[YOUR OBJECTIVE]
Give back one number only: how many lines in the material below contain "deixaram".

════════════════════

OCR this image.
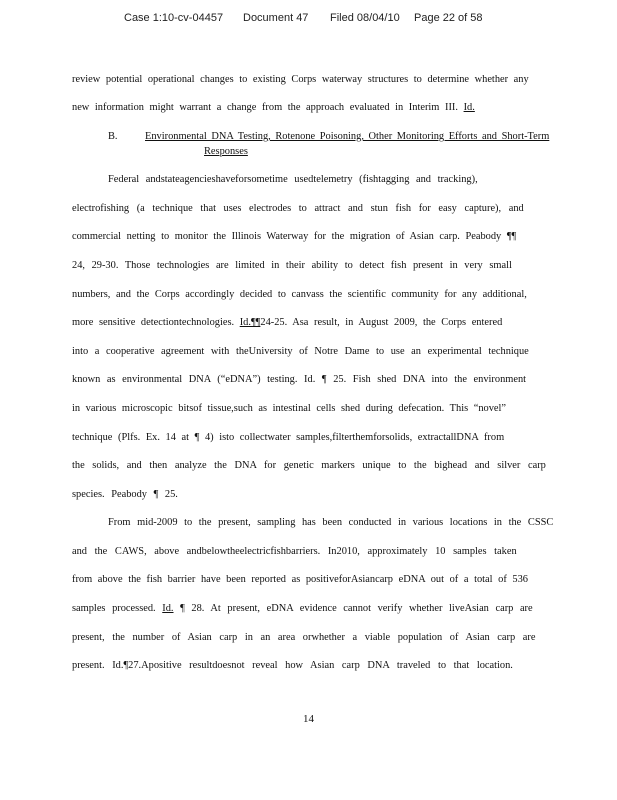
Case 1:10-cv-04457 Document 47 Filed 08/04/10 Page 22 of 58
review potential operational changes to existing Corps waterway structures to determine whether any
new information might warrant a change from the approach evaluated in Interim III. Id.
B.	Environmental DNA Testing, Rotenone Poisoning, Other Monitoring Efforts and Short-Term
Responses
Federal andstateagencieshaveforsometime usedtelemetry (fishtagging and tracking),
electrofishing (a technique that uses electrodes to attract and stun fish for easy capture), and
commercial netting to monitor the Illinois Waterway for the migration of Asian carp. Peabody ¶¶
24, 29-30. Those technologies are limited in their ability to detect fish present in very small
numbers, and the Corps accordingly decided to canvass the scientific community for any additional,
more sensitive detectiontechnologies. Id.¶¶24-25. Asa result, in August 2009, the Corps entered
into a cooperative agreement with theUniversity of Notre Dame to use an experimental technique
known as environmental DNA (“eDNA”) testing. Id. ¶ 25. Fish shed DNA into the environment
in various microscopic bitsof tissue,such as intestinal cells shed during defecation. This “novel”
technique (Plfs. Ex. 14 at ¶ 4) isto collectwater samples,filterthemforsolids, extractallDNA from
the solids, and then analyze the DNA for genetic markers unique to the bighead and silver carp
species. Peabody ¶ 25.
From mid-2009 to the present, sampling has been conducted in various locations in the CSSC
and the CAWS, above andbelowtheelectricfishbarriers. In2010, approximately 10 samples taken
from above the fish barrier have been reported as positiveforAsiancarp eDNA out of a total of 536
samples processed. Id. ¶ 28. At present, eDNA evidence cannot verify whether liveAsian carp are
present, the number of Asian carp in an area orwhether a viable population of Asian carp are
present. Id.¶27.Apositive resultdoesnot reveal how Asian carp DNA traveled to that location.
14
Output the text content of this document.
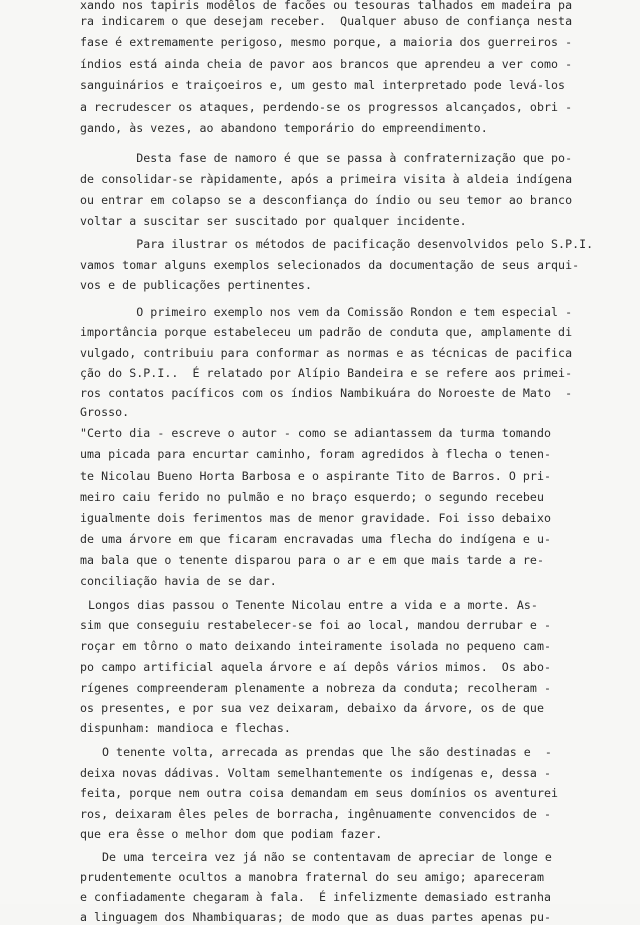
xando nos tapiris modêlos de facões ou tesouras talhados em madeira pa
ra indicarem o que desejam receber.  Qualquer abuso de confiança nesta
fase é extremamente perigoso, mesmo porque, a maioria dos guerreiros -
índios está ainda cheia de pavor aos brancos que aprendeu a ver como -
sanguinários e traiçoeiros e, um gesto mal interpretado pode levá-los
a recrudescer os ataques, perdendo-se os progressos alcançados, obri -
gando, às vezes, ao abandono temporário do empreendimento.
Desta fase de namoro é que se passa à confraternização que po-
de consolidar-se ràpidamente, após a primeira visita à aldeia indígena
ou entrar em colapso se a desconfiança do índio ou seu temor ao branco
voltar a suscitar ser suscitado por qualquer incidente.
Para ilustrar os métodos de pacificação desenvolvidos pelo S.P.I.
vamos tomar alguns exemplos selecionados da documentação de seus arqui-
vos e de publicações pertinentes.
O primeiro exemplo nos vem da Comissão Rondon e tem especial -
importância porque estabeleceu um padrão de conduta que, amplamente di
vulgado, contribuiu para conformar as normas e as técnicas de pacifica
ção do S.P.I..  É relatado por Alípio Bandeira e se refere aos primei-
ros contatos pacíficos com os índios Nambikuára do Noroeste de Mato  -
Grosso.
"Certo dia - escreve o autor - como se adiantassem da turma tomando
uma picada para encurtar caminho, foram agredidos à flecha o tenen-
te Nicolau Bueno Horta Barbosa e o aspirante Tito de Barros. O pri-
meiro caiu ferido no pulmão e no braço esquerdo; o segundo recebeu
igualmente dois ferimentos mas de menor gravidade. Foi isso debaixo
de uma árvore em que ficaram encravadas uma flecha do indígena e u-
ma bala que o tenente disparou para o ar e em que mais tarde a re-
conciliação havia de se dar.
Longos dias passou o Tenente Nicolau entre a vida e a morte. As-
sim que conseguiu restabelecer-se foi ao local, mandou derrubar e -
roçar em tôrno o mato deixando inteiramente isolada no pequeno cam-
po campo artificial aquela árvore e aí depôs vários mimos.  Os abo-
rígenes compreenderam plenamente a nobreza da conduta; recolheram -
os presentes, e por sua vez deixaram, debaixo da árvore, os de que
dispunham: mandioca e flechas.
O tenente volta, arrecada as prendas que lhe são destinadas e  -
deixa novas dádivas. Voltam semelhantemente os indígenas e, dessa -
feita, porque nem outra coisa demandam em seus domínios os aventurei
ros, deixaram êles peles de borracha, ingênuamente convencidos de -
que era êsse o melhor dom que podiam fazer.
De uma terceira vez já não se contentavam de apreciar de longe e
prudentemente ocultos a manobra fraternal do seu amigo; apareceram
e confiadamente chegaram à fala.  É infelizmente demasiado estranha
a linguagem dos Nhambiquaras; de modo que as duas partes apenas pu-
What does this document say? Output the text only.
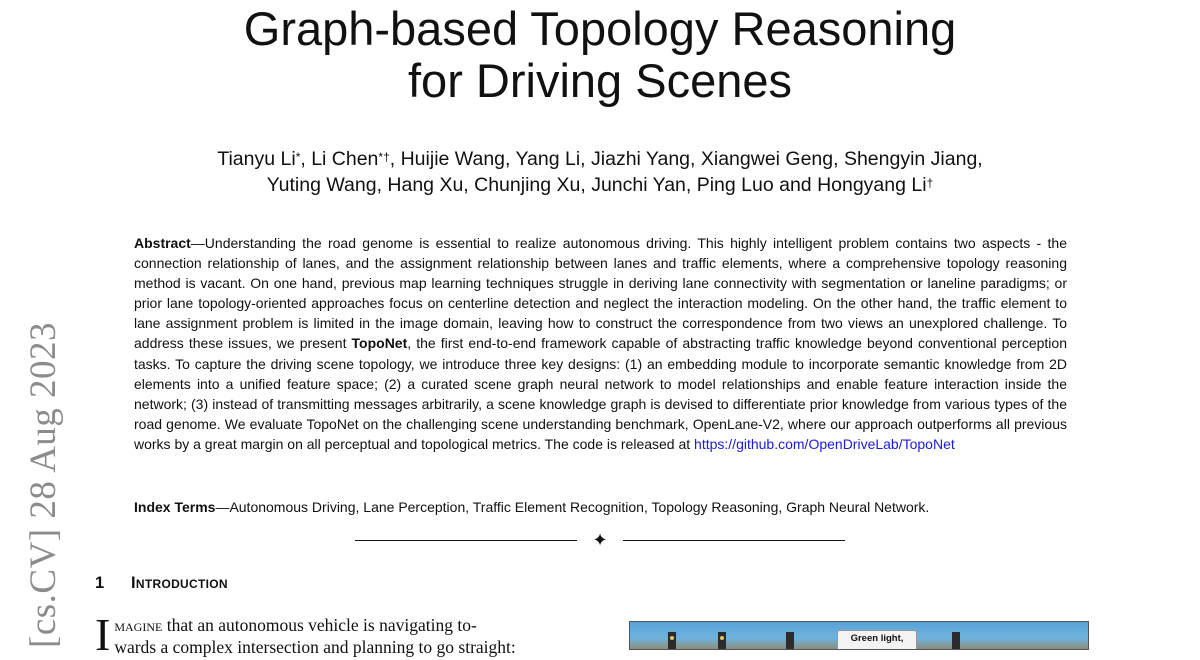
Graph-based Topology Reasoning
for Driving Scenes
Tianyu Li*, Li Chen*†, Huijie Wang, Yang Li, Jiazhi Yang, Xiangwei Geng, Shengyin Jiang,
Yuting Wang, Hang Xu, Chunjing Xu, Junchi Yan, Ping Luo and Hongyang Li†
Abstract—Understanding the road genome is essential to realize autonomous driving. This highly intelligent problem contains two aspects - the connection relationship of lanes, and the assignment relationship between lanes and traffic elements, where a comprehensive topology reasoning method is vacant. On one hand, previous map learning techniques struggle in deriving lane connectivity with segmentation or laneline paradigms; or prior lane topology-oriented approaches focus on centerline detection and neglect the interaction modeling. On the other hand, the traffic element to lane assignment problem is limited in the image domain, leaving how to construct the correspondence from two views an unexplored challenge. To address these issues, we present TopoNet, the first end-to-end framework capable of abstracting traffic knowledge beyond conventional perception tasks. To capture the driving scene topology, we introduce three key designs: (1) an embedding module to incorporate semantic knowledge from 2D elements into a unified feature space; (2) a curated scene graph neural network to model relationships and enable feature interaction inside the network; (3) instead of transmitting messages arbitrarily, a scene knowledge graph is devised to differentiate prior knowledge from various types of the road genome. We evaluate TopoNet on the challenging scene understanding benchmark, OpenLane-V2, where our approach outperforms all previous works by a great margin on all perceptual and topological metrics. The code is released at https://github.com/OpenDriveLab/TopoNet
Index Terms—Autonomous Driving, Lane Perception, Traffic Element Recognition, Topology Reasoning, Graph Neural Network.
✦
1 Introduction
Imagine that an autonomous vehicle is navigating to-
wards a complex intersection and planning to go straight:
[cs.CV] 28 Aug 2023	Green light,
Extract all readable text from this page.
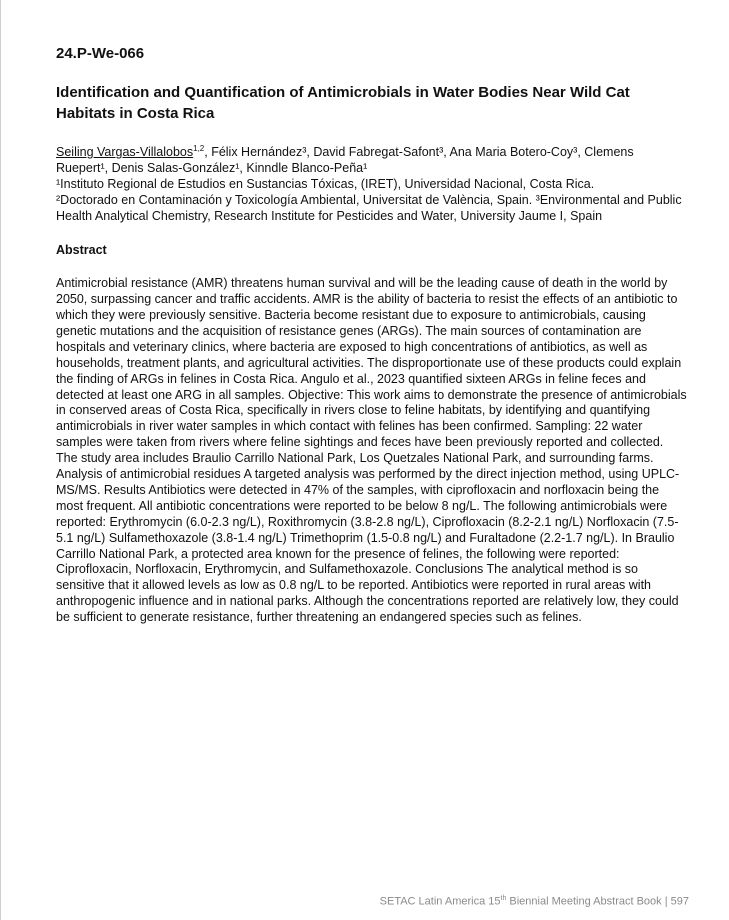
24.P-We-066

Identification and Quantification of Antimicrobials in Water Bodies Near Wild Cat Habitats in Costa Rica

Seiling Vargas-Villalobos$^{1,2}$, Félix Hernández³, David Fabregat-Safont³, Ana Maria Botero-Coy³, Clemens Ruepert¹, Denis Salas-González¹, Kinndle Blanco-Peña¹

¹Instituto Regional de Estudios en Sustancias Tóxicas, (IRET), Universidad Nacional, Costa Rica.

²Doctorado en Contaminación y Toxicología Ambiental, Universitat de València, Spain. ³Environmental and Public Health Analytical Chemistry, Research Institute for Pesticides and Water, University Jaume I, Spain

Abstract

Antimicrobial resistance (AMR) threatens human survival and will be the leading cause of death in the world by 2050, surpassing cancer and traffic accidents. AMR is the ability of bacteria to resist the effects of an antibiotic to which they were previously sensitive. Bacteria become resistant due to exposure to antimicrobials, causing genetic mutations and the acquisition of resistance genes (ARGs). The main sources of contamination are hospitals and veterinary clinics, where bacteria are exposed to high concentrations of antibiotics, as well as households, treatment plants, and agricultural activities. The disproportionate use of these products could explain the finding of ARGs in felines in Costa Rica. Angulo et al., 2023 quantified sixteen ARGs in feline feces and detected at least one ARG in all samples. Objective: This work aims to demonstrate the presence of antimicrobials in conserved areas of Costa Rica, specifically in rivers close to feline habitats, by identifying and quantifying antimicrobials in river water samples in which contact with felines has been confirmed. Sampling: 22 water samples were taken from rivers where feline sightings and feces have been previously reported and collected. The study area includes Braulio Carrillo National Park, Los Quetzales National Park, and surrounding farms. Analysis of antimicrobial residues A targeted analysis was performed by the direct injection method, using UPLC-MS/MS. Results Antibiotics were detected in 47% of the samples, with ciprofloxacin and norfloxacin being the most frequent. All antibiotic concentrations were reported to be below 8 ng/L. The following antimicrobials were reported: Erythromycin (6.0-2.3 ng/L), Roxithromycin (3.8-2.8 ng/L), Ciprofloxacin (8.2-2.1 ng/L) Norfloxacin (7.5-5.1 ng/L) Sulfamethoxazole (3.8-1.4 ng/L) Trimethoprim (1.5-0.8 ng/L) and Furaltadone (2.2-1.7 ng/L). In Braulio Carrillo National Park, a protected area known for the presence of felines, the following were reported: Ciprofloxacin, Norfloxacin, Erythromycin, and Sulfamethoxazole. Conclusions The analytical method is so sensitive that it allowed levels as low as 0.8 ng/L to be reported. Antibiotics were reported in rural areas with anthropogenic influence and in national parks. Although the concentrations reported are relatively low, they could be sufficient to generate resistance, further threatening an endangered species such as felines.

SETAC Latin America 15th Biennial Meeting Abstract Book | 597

════════════════════

[YOUR SOLUTION]
2